● **OBJECTIVE**: Read the records and gather each line that includes "canvas".

● **DATA TO PROCESS**:
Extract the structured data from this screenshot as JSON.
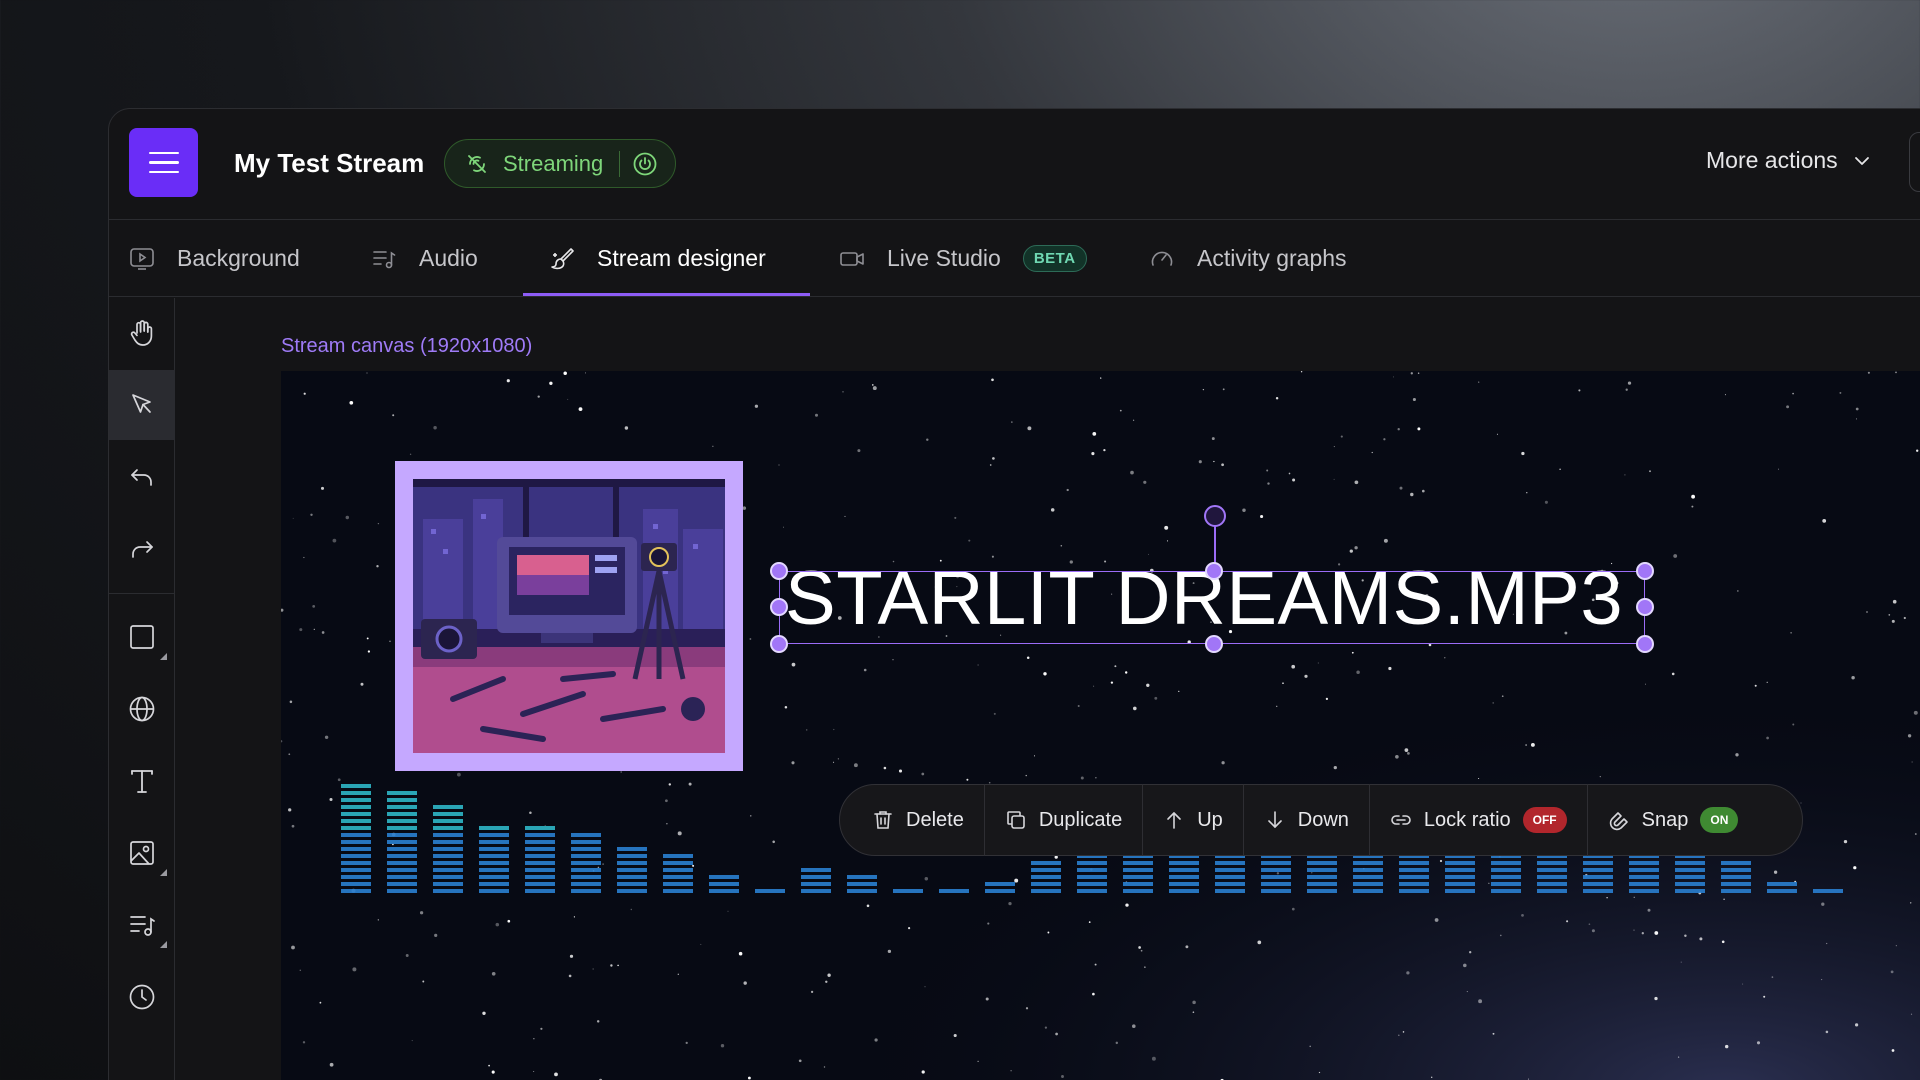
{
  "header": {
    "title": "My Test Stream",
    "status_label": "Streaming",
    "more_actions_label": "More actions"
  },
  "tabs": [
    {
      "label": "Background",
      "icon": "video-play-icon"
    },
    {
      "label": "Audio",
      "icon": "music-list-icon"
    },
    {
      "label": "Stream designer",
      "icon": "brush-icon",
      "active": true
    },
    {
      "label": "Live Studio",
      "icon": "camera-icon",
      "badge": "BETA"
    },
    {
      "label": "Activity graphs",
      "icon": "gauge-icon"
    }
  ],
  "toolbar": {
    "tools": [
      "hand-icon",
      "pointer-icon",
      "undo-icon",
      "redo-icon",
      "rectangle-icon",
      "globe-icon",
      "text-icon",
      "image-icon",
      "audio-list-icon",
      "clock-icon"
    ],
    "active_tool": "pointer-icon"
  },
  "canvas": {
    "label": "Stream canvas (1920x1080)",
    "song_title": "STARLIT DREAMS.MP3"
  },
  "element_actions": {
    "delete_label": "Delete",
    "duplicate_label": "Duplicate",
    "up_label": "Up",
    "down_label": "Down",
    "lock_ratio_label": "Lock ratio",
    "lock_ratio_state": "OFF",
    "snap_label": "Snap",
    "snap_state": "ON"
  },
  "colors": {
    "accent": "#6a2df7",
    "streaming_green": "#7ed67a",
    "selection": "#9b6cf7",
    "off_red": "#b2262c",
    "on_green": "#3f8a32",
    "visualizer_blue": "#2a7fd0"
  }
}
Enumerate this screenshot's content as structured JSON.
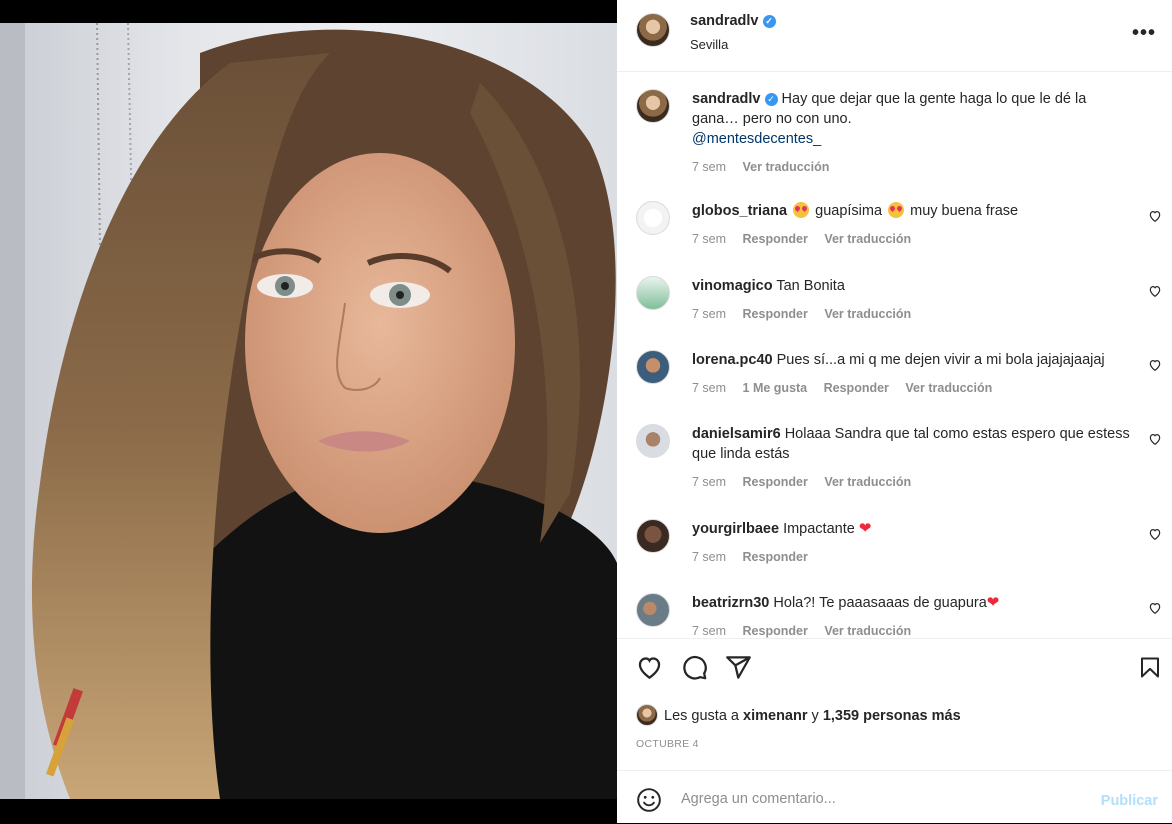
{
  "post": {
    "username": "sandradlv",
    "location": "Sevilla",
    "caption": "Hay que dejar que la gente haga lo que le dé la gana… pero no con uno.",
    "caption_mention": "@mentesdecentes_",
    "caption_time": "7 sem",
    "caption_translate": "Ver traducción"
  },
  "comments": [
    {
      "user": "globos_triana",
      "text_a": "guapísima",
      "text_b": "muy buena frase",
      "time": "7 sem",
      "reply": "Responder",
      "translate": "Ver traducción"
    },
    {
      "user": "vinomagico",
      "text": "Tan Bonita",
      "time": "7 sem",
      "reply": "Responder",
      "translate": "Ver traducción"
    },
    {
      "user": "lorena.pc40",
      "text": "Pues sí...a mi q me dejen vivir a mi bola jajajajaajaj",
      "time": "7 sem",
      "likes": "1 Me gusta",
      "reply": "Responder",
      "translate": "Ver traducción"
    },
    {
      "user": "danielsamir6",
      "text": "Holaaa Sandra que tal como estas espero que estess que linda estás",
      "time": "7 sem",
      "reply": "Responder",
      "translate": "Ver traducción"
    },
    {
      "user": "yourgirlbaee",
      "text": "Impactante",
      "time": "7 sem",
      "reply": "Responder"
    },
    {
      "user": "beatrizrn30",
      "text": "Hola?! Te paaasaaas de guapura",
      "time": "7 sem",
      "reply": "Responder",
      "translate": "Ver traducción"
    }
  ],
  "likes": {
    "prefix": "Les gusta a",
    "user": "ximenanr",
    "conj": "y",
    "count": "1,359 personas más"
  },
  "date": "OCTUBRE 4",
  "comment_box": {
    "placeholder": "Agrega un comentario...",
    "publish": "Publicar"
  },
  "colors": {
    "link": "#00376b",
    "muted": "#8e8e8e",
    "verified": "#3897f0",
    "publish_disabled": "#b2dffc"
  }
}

● **THE ANSWER**:
  "canvas": {
    "label": "Stream canvas (1920x1080)",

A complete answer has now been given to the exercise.